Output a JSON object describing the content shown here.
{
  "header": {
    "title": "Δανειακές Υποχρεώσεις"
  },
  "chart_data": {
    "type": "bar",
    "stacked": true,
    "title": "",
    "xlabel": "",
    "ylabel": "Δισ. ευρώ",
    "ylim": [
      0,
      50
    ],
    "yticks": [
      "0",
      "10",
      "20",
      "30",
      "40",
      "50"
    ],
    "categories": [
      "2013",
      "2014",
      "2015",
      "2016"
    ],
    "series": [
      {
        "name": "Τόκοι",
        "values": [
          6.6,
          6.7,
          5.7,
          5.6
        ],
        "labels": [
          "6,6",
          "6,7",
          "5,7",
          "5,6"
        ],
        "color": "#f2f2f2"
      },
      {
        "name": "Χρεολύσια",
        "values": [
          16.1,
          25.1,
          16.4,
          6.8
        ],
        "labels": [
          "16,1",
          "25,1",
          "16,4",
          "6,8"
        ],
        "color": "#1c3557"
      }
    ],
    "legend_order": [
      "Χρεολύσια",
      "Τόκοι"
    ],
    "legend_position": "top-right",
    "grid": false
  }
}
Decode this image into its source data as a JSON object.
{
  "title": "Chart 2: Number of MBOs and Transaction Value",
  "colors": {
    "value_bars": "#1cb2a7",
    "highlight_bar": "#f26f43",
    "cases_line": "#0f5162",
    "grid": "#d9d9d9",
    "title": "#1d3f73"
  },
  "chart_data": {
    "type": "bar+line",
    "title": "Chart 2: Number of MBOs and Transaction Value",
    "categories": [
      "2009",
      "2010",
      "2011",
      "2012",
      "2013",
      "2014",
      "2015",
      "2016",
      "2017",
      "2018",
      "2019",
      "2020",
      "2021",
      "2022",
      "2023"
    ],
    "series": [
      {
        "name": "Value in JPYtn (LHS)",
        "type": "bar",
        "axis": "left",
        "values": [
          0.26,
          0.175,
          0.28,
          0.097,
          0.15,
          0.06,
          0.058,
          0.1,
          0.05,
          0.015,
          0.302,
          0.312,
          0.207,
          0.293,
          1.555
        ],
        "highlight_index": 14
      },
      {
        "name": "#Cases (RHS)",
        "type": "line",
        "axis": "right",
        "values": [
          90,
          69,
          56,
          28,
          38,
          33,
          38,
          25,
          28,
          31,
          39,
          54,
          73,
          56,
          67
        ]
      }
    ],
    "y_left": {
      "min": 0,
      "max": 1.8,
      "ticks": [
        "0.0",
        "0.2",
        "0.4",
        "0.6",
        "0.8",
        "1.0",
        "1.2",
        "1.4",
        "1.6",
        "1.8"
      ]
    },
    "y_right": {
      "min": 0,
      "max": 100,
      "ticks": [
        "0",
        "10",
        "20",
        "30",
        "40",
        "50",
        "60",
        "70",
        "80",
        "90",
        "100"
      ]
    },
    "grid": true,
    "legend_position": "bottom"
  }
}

# [WORK INSTRUCTIONS]
Locate the string "MBOs" in the listing above and copy every line where it occurs.

# [EXERCISE OUTPUT]
  "title": "Chart 2: Number of MBOs and Transaction Value",
    "title": "Chart 2: Number of MBOs and Transaction Value",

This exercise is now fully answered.